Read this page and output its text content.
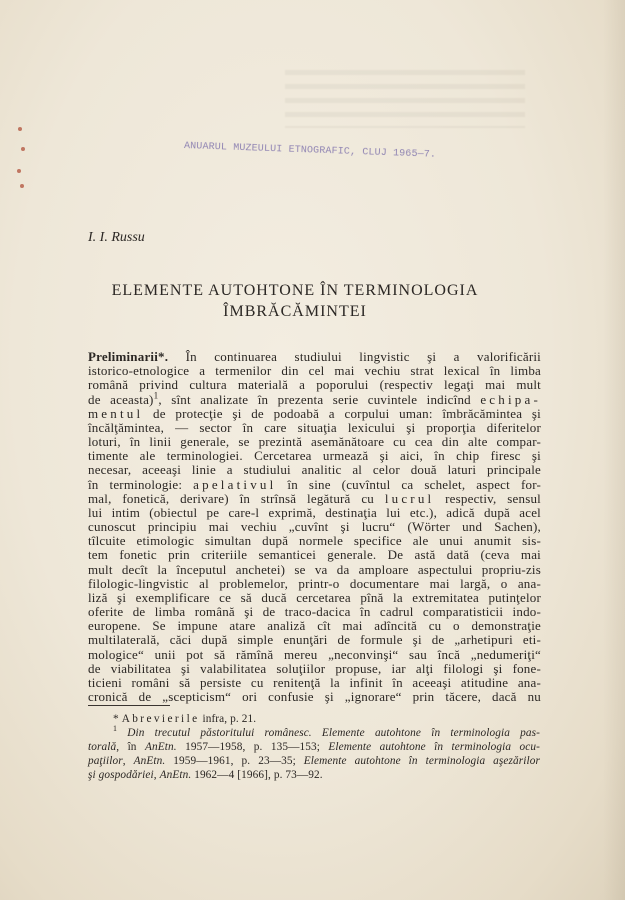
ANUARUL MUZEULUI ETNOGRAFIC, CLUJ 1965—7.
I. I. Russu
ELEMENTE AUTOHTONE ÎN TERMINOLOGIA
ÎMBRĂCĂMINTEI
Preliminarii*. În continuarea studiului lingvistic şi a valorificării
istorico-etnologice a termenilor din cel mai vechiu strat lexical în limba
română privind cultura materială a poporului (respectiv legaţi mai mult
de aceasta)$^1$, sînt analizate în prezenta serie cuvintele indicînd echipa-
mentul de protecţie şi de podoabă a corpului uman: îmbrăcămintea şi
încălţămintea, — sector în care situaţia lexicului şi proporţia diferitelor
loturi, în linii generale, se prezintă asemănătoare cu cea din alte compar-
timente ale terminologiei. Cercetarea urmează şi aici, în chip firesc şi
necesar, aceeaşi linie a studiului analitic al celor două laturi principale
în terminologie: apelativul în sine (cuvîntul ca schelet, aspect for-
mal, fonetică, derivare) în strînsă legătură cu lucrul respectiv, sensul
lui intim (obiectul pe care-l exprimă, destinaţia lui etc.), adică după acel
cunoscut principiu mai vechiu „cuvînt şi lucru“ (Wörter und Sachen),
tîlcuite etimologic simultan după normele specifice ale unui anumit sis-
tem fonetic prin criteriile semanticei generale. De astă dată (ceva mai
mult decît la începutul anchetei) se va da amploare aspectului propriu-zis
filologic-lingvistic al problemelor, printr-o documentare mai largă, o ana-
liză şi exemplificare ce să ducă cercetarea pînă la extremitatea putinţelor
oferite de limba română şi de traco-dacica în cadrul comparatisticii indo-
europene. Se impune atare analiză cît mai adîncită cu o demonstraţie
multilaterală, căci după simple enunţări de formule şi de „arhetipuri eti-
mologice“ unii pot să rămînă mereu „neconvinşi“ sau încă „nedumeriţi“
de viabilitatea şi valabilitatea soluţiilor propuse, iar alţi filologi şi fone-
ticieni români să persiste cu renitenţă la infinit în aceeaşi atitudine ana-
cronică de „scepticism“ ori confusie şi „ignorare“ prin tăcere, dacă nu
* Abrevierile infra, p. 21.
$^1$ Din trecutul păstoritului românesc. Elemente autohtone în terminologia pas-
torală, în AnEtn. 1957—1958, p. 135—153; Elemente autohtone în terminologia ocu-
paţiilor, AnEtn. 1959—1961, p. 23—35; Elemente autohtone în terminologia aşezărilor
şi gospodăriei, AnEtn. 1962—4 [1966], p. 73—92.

==

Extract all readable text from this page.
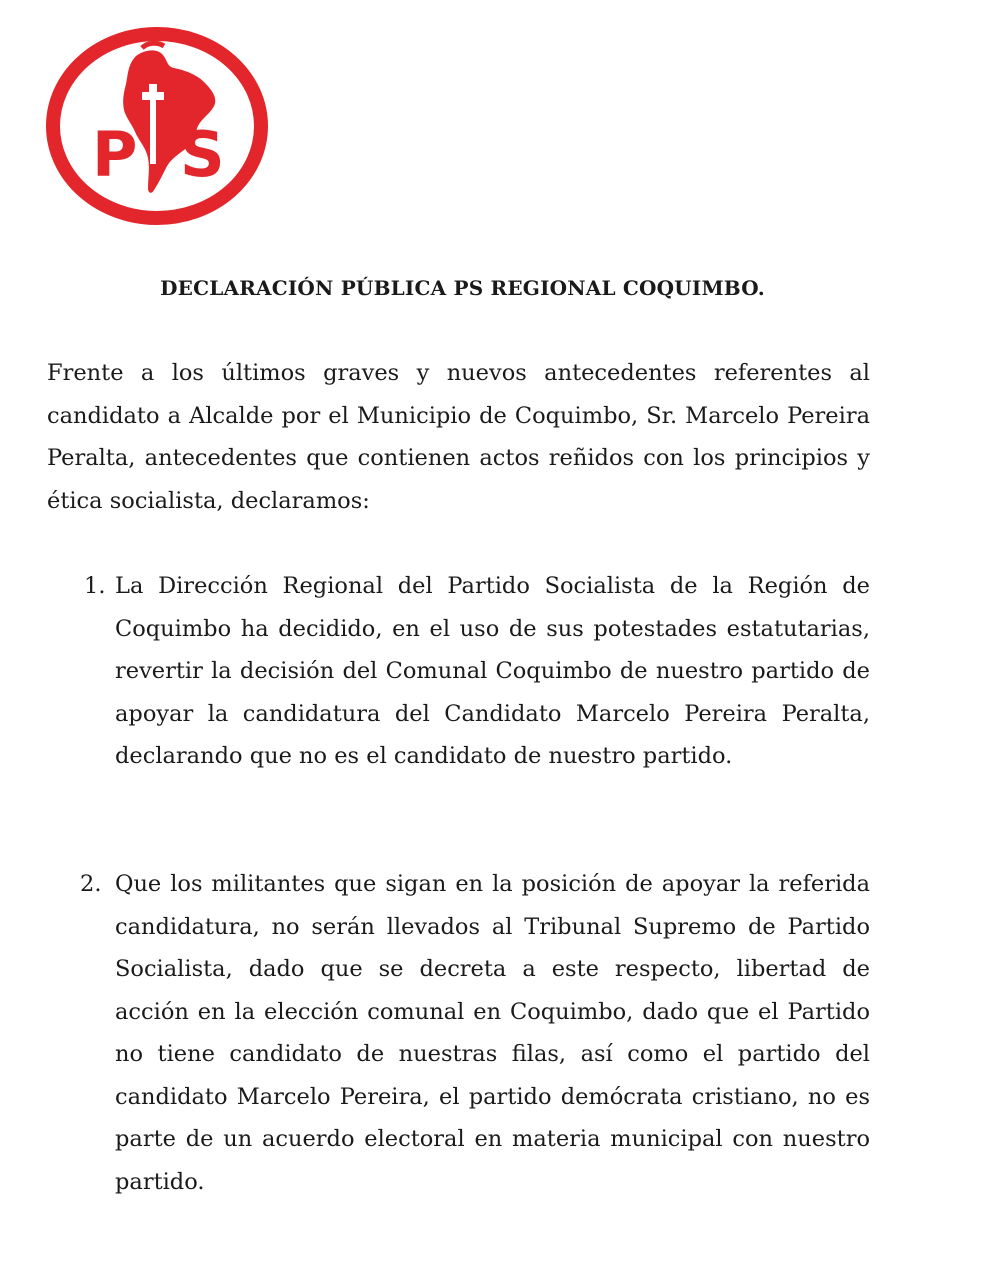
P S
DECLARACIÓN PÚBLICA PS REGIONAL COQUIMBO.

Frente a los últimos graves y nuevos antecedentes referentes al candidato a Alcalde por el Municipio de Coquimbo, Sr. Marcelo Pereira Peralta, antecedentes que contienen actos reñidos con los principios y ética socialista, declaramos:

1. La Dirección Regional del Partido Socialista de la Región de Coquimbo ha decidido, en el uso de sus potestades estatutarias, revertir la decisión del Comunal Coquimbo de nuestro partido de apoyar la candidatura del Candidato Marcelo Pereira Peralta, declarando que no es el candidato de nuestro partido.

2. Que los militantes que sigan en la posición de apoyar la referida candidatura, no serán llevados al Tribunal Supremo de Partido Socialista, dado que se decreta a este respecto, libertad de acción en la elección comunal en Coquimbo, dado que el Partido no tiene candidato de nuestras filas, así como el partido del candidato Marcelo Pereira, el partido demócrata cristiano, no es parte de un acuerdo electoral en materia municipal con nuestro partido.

**Exercise details**: Your answer should be one number: how many lines of the listing include the word "Marcelo".

**Solution to this exercise**: 3